* **Problem statement**: Print the records below word for word, but leave out the pictures.

──────── Data provided ────────

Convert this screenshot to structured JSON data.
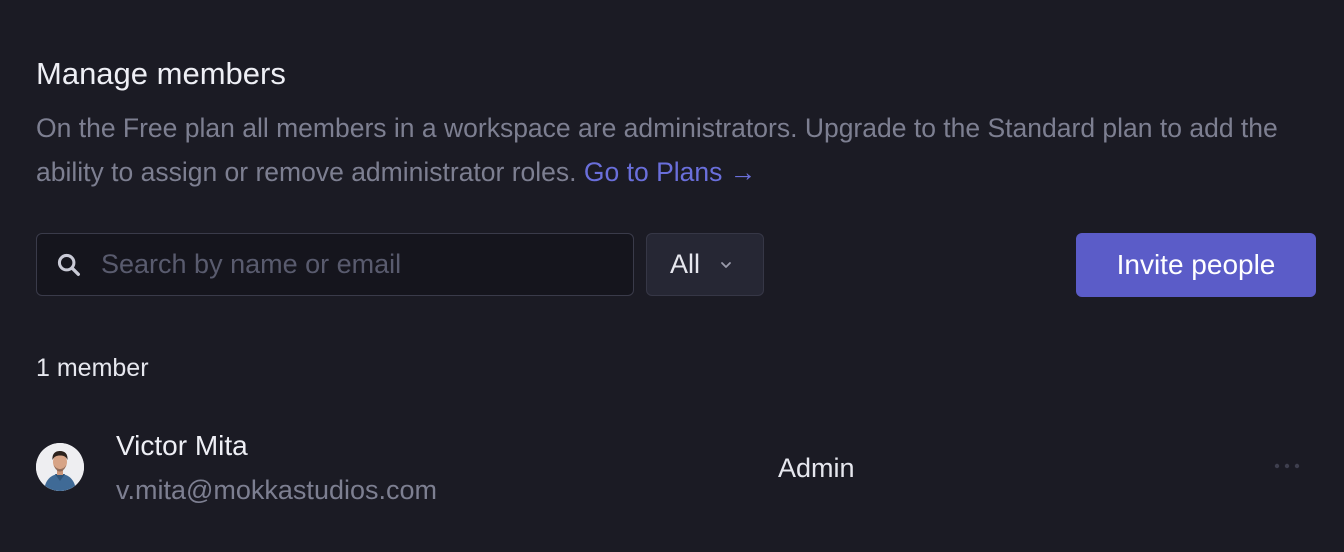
{
  "section": {
    "title": "Manage members",
    "description": "On the Free plan all members in a workspace are administrators. Upgrade to the Standard plan to add the ability to assign or remove administrator roles.",
    "plans_link": "Go to Plans →"
  },
  "toolbar": {
    "search_placeholder": "Search by name or email",
    "search_value": "",
    "filter_value": "All",
    "invite_label": "Invite people"
  },
  "members": {
    "count_label": "1 member",
    "items": [
      {
        "name": "Victor Mita",
        "email": "v.mita@mokkastudios.com",
        "role": "Admin"
      }
    ]
  },
  "icons": {
    "search": "search-icon",
    "filter_chevron": "chevron-down-icon",
    "row_menu": "more-horizontal-icon"
  },
  "colors": {
    "background": "#1b1b24",
    "accent": "#5b5cc8",
    "link": "#6a6fdb",
    "muted_text": "#7d7f91"
  }
}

────────

* **The reply**:
Convert this screenshot to structured JSON data.
{
  "section": {
    "title": "Manage members",
    "description": "On the Free plan all members in a workspace are administrators. Upgrade to the Standard plan to add the ability to assign or remove administrator roles.",
    "plans_link": "Go to Plans →"
  },
  "toolbar": {
    "search_placeholder": "Search by name or email",
    "search_value": "",
    "filter_value": "All",
    "invite_label": "Invite people"
  },
  "members": {
    "count_label": "1 member",
    "items": [
      {
        "name": "Victor Mita",
        "email": "v.mita@mokkastudios.com",
        "role": "Admin"
      }
    ]
  },
  "icons": {
    "search": "search-icon",
    "filter_chevron": "chevron-down-icon",
    "row_menu": "more-horizontal-icon"
  },
  "colors": {
    "background": "#1b1b24",
    "accent": "#5b5cc8",
    "link": "#6a6fdb",
    "muted_text": "#7d7f91"
  }
}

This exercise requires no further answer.